▶ **OBJECTIVE**:
Read the lines that follow and pick out every one containing the word "type".
>> begin EXERCISE INPUT
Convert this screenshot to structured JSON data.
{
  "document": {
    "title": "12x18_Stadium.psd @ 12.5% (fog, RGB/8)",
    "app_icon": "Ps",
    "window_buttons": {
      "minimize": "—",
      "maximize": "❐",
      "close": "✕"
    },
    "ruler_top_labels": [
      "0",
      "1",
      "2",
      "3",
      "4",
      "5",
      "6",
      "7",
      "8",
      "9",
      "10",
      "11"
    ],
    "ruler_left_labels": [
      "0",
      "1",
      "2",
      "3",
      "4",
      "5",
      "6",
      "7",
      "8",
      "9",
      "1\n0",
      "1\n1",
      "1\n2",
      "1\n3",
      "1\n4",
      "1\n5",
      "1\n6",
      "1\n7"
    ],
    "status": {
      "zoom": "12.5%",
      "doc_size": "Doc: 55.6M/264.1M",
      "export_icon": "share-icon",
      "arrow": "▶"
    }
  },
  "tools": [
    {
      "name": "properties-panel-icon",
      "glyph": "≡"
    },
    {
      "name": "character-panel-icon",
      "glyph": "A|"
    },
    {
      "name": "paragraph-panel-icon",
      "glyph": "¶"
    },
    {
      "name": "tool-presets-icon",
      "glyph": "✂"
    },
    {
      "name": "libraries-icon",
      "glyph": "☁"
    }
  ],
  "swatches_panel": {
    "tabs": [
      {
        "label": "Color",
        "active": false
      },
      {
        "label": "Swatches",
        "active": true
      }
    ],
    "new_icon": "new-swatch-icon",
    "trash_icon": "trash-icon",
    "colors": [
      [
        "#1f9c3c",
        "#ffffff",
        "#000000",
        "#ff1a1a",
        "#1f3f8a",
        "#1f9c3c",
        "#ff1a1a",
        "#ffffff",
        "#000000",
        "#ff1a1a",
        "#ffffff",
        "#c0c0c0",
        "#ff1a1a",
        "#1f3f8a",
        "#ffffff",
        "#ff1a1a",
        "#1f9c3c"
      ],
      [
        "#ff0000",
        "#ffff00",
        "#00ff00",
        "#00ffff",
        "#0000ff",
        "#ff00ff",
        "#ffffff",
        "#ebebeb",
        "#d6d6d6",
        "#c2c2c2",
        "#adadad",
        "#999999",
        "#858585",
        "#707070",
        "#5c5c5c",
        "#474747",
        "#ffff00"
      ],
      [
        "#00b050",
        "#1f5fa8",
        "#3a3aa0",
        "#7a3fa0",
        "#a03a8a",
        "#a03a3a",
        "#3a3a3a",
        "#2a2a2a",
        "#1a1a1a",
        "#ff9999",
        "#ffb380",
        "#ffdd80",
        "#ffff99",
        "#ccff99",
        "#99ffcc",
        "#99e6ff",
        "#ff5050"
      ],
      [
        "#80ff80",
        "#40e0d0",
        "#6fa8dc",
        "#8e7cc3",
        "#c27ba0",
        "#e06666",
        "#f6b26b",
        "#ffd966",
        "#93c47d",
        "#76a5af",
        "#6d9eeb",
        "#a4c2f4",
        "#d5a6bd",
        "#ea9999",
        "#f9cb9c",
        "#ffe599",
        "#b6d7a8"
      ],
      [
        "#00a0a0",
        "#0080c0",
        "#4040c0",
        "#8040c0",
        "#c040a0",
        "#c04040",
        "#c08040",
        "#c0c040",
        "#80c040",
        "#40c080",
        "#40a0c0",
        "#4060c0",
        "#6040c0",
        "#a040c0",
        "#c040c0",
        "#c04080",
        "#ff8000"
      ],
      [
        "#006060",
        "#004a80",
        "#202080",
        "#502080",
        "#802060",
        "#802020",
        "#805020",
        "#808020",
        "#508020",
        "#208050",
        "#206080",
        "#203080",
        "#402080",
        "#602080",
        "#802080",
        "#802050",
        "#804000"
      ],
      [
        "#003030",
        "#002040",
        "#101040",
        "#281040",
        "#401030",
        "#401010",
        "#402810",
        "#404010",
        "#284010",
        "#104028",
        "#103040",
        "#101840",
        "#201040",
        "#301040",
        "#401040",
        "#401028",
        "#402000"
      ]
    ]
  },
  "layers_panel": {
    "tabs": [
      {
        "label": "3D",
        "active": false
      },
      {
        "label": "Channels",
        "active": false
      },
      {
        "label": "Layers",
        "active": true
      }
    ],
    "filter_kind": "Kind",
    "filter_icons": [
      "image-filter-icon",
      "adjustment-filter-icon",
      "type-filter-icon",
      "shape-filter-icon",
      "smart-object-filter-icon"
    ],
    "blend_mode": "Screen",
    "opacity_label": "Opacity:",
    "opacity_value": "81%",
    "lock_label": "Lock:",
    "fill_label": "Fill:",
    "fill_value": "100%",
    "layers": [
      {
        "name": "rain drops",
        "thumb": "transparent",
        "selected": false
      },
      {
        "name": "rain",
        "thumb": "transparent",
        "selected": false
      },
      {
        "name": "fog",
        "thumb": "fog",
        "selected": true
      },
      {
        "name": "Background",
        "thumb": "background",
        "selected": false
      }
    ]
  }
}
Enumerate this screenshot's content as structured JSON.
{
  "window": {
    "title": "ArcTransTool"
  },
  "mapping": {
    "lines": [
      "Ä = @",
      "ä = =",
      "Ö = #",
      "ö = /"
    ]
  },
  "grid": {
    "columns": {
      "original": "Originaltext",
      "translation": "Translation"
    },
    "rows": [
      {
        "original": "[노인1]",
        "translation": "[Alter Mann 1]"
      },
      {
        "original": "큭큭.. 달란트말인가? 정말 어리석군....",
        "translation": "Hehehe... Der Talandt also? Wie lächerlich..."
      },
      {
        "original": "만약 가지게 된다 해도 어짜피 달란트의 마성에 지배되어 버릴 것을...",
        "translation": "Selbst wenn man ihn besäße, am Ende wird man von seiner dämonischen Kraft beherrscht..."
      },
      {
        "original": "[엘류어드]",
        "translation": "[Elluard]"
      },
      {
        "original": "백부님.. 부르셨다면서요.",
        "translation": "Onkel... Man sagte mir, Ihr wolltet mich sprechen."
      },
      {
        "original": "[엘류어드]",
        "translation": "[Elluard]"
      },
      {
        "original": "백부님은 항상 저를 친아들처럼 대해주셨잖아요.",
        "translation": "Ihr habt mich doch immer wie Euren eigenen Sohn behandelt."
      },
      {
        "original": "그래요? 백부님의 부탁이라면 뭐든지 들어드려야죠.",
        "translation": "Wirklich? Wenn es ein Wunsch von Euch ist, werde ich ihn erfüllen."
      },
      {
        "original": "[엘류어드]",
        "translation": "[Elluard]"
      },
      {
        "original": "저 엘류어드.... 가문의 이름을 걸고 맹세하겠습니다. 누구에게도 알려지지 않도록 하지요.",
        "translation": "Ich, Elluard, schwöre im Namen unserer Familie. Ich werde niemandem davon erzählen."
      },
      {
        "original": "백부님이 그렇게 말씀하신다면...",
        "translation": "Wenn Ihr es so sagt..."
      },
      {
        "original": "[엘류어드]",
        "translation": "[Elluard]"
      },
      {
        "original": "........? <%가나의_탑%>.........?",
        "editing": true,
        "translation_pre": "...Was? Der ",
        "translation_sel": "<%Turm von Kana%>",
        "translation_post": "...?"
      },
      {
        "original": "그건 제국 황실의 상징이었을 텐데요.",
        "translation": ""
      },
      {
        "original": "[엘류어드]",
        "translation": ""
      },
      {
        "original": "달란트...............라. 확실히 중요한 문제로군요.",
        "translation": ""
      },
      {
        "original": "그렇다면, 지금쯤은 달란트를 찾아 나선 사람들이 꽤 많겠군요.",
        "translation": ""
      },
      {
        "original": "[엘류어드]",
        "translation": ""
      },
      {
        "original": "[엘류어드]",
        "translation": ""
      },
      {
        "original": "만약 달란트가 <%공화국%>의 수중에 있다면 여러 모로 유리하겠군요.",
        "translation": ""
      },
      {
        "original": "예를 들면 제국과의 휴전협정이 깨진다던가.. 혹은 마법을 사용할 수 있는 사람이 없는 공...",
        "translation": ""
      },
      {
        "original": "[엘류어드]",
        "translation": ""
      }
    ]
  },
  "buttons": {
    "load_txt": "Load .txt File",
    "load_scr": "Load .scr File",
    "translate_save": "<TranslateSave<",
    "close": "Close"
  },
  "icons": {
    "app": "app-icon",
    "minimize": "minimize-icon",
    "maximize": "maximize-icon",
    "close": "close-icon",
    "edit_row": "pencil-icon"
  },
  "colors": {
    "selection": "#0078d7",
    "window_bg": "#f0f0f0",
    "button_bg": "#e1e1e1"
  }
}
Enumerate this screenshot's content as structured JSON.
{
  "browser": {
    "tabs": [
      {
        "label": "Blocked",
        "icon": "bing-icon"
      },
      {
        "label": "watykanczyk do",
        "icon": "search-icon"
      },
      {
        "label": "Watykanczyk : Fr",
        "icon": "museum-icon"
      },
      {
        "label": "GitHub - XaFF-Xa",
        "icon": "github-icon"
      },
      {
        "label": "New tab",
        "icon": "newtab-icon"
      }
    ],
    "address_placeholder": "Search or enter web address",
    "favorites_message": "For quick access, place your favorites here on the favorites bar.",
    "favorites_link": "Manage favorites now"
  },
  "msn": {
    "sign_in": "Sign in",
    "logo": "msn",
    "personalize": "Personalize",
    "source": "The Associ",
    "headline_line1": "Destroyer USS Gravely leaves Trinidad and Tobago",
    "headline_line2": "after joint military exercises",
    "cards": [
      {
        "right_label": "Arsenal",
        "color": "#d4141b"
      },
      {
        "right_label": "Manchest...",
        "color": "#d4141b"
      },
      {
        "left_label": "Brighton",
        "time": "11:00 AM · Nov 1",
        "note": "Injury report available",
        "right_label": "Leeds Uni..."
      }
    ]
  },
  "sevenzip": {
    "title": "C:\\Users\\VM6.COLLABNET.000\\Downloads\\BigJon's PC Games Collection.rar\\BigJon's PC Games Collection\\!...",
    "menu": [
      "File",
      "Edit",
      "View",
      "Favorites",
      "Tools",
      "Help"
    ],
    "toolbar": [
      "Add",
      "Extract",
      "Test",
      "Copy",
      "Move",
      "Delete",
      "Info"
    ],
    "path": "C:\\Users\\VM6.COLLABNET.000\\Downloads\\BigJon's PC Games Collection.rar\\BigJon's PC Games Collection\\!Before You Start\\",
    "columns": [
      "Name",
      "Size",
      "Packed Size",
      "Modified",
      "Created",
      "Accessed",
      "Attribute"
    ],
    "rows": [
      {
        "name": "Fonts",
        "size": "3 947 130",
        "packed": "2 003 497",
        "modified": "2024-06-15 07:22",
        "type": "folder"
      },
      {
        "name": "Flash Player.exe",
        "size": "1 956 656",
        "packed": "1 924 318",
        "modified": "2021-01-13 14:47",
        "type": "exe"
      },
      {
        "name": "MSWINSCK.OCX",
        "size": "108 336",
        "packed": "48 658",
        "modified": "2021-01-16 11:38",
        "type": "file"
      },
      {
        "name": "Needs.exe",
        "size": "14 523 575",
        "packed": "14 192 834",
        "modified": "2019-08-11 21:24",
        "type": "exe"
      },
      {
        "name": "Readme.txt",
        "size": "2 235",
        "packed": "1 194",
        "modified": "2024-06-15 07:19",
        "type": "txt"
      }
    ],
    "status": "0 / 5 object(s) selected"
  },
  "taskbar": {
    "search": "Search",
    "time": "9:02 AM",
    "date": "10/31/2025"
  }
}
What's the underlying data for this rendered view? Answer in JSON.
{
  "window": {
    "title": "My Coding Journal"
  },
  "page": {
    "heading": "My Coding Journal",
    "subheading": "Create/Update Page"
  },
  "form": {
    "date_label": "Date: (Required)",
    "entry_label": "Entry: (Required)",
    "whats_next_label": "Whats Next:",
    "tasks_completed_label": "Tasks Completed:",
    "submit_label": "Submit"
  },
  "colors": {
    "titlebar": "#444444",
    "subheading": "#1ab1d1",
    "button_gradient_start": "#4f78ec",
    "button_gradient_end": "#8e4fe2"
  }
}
>> end EXERCISE INPUT
▶ **TASK ANSWER**:
      "type-filter-icon",
        "type": "folder"
        "type": "exe"
        "type": "file"
        "type": "exe"
        "type": "txt"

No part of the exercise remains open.